▸ **WHAT YOU WILL DO**:
Retype the items word for word, starting at the very first line and ending at the line that contains "publish-header xyxy=(49,170,707,207)", with both of those lines included.
·····
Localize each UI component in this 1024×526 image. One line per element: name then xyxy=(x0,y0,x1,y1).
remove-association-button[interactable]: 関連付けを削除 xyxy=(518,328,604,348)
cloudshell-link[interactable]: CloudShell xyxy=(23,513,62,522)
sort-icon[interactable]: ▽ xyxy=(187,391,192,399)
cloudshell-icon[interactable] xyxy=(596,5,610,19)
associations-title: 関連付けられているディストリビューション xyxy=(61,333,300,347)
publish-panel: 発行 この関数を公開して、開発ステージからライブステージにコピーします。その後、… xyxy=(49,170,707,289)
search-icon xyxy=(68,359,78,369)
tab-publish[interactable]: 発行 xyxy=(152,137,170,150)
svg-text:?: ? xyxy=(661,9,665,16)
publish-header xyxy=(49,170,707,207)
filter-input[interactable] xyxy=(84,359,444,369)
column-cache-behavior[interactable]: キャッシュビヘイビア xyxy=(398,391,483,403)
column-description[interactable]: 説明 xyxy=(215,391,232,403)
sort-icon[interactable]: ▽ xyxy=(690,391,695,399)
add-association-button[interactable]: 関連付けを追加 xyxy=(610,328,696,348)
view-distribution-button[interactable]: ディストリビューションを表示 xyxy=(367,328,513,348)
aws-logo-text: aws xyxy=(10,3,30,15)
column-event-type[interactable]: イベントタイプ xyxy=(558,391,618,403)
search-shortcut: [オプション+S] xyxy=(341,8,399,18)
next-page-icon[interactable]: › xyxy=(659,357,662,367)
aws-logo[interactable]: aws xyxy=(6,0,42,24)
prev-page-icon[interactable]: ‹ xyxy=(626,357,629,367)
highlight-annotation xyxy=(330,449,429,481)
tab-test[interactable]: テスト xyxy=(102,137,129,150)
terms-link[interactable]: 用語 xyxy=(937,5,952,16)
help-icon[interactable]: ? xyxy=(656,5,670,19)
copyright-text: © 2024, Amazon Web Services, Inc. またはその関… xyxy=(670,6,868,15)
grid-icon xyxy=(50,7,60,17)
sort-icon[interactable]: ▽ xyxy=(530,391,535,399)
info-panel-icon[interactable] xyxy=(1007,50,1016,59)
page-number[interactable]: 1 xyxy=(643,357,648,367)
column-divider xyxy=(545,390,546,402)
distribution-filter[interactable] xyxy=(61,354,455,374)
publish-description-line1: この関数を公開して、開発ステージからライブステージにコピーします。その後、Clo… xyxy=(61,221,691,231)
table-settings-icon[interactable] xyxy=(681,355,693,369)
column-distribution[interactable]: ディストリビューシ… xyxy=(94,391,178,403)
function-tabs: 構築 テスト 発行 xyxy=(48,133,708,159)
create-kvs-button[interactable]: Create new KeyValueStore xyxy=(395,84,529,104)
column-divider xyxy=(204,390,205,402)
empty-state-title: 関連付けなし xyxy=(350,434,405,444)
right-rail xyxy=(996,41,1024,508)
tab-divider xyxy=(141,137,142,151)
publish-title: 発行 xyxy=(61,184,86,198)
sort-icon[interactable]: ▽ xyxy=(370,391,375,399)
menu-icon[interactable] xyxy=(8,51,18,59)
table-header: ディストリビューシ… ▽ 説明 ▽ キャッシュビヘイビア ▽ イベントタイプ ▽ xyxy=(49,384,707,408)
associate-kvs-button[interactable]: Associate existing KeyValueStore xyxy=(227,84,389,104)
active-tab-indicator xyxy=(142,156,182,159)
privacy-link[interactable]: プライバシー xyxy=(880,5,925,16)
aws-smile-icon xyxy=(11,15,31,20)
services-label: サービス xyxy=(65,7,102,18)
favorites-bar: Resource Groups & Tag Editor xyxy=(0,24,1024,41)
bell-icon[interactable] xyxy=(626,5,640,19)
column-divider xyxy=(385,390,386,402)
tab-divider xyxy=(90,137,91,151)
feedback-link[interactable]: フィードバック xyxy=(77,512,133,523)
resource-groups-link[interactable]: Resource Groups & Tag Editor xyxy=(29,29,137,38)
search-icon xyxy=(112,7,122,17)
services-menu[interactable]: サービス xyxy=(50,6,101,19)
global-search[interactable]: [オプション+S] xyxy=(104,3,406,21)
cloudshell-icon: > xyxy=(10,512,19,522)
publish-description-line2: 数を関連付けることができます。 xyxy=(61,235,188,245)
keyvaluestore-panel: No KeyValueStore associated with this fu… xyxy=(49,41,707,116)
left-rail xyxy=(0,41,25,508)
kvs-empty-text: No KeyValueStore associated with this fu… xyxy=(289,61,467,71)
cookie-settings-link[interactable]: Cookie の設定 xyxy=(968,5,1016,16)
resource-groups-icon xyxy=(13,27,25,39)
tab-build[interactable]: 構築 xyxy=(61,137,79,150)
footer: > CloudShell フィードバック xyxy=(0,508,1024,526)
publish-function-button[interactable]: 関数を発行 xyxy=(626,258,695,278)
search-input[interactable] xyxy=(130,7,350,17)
·····
▸ **OUTPUT OF THE TASK**:
Localize each UI component in this 1024×526 image. One line per element: name then xyxy=(x0,y0,x1,y1).
remove-association-button[interactable]: 関連付けを削除 xyxy=(518,328,604,348)
cloudshell-link[interactable]: CloudShell xyxy=(23,513,62,522)
sort-icon[interactable]: ▽ xyxy=(187,391,192,399)
cloudshell-icon[interactable] xyxy=(596,5,610,19)
associations-title: 関連付けられているディストリビューション xyxy=(61,333,300,347)
publish-panel: 発行 この関数を公開して、開発ステージからライブステージにコピーします。その後、… xyxy=(49,170,707,289)
search-icon xyxy=(68,359,78,369)
tab-publish[interactable]: 発行 xyxy=(152,137,170,150)
svg-text:?: ? xyxy=(661,9,665,16)
publish-header xyxy=(49,170,707,207)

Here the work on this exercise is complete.